──────── Records shown ────────

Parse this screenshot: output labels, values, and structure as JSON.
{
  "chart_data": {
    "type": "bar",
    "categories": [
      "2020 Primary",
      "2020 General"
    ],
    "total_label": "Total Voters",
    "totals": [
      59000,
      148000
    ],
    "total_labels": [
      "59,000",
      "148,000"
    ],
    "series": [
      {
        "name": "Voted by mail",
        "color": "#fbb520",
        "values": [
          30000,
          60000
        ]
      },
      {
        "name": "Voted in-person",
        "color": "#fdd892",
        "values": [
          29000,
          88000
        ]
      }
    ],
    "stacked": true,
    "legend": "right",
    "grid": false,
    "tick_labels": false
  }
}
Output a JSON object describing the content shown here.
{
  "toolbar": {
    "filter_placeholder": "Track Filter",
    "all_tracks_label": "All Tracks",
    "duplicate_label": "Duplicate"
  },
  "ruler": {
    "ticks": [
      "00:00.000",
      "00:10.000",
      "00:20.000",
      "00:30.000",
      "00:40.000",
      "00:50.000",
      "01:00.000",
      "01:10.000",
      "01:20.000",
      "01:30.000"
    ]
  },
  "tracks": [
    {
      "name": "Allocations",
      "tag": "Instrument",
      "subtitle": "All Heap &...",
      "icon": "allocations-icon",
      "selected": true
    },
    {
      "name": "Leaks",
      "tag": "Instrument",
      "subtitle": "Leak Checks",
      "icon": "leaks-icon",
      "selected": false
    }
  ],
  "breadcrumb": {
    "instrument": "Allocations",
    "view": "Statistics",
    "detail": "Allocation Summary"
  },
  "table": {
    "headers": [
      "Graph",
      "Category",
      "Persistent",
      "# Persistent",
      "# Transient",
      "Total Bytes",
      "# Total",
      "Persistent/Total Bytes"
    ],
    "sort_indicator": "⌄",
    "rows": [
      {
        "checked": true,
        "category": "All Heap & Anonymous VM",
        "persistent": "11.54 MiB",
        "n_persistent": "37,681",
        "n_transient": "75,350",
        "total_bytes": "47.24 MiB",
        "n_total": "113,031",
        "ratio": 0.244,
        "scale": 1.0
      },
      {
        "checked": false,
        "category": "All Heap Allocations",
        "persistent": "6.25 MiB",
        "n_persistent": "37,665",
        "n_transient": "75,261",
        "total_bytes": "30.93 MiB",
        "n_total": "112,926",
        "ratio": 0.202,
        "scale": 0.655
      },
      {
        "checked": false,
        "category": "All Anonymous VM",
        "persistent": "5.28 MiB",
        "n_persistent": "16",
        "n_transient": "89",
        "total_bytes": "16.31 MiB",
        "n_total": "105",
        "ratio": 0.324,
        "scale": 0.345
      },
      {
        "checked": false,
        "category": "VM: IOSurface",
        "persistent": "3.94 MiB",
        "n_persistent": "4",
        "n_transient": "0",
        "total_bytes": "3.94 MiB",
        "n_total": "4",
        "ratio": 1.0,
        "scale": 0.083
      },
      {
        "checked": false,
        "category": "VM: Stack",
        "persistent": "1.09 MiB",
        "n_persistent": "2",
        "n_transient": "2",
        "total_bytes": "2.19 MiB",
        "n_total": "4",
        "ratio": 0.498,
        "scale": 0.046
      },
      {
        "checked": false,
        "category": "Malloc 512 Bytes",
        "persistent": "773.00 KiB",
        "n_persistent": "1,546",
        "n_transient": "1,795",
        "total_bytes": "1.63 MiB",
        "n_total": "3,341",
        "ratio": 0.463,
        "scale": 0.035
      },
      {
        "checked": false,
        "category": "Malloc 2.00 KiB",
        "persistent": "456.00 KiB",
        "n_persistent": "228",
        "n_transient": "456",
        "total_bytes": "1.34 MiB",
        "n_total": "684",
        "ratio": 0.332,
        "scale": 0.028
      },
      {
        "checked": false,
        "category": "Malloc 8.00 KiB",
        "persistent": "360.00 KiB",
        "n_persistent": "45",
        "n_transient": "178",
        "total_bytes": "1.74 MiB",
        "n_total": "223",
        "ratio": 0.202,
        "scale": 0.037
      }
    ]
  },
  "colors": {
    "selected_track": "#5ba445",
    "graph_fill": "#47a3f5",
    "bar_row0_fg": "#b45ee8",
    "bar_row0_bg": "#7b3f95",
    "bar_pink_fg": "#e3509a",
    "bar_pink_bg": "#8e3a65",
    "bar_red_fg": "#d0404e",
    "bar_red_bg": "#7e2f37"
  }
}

────────

§ Exercise
Every line of the data above should be copied exactly.

§ Answer to this task
Parse this screenshot: output labels, values, and structure as JSON.
{
  "chart_data": {
    "type": "bar",
    "categories": [
      "2020 Primary",
      "2020 General"
    ],
    "total_label": "Total Voters",
    "totals": [
      59000,
      148000
    ],
    "total_labels": [
      "59,000",
      "148,000"
    ],
    "series": [
      {
        "name": "Voted by mail",
        "color": "#fbb520",
        "values": [
          30000,
          60000
        ]
      },
      {
        "name": "Voted in-person",
        "color": "#fdd892",
        "values": [
          29000,
          88000
        ]
      }
    ],
    "stacked": true,
    "legend": "right",
    "grid": false,
    "tick_labels": false
  }
}
Output a JSON object describing the content shown here.
{
  "toolbar": {
    "filter_placeholder": "Track Filter",
    "all_tracks_label": "All Tracks",
    "duplicate_label": "Duplicate"
  },
  "ruler": {
    "ticks": [
      "00:00.000",
      "00:10.000",
      "00:20.000",
      "00:30.000",
      "00:40.000",
      "00:50.000",
      "01:00.000",
      "01:10.000",
      "01:20.000",
      "01:30.000"
    ]
  },
  "tracks": [
    {
      "name": "Allocations",
      "tag": "Instrument",
      "subtitle": "All Heap &...",
      "icon": "allocations-icon",
      "selected": true
    },
    {
      "name": "Leaks",
      "tag": "Instrument",
      "subtitle": "Leak Checks",
      "icon": "leaks-icon",
      "selected": false
    }
  ],
  "breadcrumb": {
    "instrument": "Allocations",
    "view": "Statistics",
    "detail": "Allocation Summary"
  },
  "table": {
    "headers": [
      "Graph",
      "Category",
      "Persistent",
      "# Persistent",
      "# Transient",
      "Total Bytes",
      "# Total",
      "Persistent/Total Bytes"
    ],
    "sort_indicator": "⌄",
    "rows": [
      {
        "checked": true,
        "category": "All Heap & Anonymous VM",
        "persistent": "11.54 MiB",
        "n_persistent": "37,681",
        "n_transient": "75,350",
        "total_bytes": "47.24 MiB",
        "n_total": "113,031",
        "ratio": 0.244,
        "scale": 1.0
      },
      {
        "checked": false,
        "category": "All Heap Allocations",
        "persistent": "6.25 MiB",
        "n_persistent": "37,665",
        "n_transient": "75,261",
        "total_bytes": "30.93 MiB",
        "n_total": "112,926",
        "ratio": 0.202,
        "scale": 0.655
      },
      {
        "checked": false,
        "category": "All Anonymous VM",
        "persistent": "5.28 MiB",
        "n_persistent": "16",
        "n_transient": "89",
        "total_bytes": "16.31 MiB",
        "n_total": "105",
        "ratio": 0.324,
        "scale": 0.345
      },
      {
        "checked": false,
        "category": "VM: IOSurface",
        "persistent": "3.94 MiB",
        "n_persistent": "4",
        "n_transient": "0",
        "total_bytes": "3.94 MiB",
        "n_total": "4",
        "ratio": 1.0,
        "scale": 0.083
      },
      {
        "checked": false,
        "category": "VM: Stack",
        "persistent": "1.09 MiB",
        "n_persistent": "2",
        "n_transient": "2",
        "total_bytes": "2.19 MiB",
        "n_total": "4",
        "ratio": 0.498,
        "scale": 0.046
      },
      {
        "checked": false,
        "category": "Malloc 512 Bytes",
        "persistent": "773.00 KiB",
        "n_persistent": "1,546",
        "n_transient": "1,795",
        "total_bytes": "1.63 MiB",
        "n_total": "3,341",
        "ratio": 0.463,
        "scale": 0.035
      },
      {
        "checked": false,
        "category": "Malloc 2.00 KiB",
        "persistent": "456.00 KiB",
        "n_persistent": "228",
        "n_transient": "456",
        "total_bytes": "1.34 MiB",
        "n_total": "684",
        "ratio": 0.332,
        "scale": 0.028
      },
      {
        "checked": false,
        "category": "Malloc 8.00 KiB",
        "persistent": "360.00 KiB",
        "n_persistent": "45",
        "n_transient": "178",
        "total_bytes": "1.74 MiB",
        "n_total": "223",
        "ratio": 0.202,
        "scale": 0.037
      }
    ]
  },
  "colors": {
    "selected_track": "#5ba445",
    "graph_fill": "#47a3f5",
    "bar_row0_fg": "#b45ee8",
    "bar_row0_bg": "#7b3f95",
    "bar_pink_fg": "#e3509a",
    "bar_pink_bg": "#8e3a65",
    "bar_red_fg": "#d0404e",
    "bar_red_bg": "#7e2f37"
  }
}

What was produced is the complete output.